### EXERCISE BRIEF
Which lines in the records below contain the word "flag"? Copy each of them.

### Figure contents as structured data
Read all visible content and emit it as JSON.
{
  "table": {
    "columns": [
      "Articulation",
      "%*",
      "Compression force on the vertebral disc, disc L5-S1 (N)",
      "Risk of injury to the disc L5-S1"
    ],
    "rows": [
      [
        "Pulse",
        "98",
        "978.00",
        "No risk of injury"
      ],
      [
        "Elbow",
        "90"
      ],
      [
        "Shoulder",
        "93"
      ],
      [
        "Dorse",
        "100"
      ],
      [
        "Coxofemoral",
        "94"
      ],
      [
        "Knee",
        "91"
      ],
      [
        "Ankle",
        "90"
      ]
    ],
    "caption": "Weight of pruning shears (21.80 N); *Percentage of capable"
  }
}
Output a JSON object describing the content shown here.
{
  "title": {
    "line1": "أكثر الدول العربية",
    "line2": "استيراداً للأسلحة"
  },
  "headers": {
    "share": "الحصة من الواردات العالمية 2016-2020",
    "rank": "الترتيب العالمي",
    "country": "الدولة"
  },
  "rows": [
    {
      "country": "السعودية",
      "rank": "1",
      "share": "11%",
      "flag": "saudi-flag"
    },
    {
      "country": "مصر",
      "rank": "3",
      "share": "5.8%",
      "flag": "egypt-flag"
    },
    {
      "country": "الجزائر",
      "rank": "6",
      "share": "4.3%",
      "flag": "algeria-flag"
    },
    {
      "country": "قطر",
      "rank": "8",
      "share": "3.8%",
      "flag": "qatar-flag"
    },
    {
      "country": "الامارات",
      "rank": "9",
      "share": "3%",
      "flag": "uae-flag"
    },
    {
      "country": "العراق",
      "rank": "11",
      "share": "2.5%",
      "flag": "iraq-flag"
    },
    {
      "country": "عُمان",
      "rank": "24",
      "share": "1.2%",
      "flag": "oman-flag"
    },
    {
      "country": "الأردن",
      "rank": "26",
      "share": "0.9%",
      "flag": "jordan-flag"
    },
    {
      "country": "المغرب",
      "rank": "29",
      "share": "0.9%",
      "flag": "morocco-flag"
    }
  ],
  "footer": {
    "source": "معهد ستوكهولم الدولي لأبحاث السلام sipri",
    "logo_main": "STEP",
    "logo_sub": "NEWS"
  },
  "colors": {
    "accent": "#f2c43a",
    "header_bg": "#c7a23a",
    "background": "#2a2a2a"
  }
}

### ANSWER TO THIS PROBLEM
      "flag": "saudi-flag"
      "flag": "egypt-flag"
      "flag": "algeria-flag"
      "flag": "qatar-flag"
      "flag": "uae-flag"
      "flag": "iraq-flag"
      "flag": "oman-flag"
      "flag": "jordan-flag"
      "flag": "morocco-flag"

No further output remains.